## Work instructions
In the listing below, count the lines with "kepada" and report only the figure.

^^^^

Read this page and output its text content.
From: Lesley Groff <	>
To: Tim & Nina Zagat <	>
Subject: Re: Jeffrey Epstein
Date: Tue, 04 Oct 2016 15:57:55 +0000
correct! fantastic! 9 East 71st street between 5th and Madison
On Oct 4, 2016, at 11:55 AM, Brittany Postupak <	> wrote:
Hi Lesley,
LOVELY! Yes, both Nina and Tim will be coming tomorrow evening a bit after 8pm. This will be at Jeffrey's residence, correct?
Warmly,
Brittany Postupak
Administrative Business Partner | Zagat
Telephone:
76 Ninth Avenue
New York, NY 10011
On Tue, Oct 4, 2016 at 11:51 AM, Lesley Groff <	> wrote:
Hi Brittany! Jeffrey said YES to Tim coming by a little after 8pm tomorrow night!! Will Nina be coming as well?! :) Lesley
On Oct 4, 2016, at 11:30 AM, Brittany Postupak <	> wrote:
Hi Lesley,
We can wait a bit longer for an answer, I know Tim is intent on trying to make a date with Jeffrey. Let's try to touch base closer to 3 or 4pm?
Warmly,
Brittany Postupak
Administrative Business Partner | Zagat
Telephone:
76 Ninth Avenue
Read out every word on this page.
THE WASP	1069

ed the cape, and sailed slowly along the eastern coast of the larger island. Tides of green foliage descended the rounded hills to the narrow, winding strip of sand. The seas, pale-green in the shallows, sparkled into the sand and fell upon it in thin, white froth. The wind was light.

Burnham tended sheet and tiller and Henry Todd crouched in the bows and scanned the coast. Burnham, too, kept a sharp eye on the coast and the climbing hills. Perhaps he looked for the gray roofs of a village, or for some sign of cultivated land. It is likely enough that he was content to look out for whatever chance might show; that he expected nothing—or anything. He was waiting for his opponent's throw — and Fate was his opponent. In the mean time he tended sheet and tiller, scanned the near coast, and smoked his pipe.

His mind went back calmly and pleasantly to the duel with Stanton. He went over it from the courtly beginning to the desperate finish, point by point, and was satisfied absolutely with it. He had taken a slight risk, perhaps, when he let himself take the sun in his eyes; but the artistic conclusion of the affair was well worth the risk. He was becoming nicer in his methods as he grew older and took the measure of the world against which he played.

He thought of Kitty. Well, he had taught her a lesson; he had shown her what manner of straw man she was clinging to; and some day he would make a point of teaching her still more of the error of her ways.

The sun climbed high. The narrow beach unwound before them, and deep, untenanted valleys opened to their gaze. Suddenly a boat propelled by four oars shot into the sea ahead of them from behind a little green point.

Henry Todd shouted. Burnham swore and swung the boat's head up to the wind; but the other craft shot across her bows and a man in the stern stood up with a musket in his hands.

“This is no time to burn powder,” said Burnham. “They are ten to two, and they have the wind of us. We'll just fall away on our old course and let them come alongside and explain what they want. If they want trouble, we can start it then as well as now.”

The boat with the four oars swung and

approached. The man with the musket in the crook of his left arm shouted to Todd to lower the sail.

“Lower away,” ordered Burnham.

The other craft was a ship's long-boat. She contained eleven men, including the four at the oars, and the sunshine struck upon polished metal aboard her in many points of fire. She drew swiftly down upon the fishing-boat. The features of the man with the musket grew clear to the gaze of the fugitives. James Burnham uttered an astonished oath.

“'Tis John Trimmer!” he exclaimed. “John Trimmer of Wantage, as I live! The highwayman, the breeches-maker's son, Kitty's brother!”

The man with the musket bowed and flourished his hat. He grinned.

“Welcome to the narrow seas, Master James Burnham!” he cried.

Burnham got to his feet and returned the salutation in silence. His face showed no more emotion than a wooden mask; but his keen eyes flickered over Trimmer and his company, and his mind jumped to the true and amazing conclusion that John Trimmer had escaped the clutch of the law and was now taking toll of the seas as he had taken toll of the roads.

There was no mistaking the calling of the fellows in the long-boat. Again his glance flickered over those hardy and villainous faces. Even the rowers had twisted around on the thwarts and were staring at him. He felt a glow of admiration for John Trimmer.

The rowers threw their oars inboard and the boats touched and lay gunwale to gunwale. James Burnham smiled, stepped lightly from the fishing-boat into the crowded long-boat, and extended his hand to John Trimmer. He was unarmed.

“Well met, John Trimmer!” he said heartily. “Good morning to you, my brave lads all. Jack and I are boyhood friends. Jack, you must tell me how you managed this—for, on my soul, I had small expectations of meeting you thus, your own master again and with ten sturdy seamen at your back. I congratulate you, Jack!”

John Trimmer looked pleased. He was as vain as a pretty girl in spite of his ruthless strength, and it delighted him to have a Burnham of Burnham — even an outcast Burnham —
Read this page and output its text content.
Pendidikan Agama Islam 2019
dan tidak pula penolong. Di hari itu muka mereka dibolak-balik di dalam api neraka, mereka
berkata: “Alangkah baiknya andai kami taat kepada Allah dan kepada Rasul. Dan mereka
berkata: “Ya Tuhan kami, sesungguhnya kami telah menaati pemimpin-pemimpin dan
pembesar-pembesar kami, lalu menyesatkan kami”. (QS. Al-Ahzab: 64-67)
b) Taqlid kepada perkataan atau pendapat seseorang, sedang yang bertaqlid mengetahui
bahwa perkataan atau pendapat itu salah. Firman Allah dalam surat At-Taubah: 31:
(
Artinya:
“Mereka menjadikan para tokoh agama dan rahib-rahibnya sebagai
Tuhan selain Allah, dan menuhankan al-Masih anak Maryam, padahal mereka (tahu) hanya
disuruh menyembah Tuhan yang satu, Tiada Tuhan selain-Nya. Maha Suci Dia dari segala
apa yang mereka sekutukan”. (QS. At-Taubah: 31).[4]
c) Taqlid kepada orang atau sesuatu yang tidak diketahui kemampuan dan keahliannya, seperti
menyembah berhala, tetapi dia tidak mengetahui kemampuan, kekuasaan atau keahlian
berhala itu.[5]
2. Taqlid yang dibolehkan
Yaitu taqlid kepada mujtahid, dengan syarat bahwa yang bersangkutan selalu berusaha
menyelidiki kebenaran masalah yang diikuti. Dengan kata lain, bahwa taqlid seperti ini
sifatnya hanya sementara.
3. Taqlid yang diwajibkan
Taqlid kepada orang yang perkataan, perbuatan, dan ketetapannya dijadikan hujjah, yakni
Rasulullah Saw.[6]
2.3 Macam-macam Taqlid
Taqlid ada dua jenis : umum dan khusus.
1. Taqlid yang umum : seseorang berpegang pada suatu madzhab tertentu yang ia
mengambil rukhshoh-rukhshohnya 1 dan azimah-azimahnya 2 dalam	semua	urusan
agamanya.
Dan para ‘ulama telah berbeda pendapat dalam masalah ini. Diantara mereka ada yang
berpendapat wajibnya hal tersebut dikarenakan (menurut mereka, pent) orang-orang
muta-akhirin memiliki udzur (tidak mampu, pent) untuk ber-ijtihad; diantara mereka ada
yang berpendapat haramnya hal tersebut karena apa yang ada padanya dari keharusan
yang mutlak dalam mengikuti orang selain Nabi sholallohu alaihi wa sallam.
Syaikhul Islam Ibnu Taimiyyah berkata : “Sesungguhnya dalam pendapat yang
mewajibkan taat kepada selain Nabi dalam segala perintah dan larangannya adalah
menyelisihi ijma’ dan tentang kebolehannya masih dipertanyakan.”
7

^^^^

## Result of this exercise
6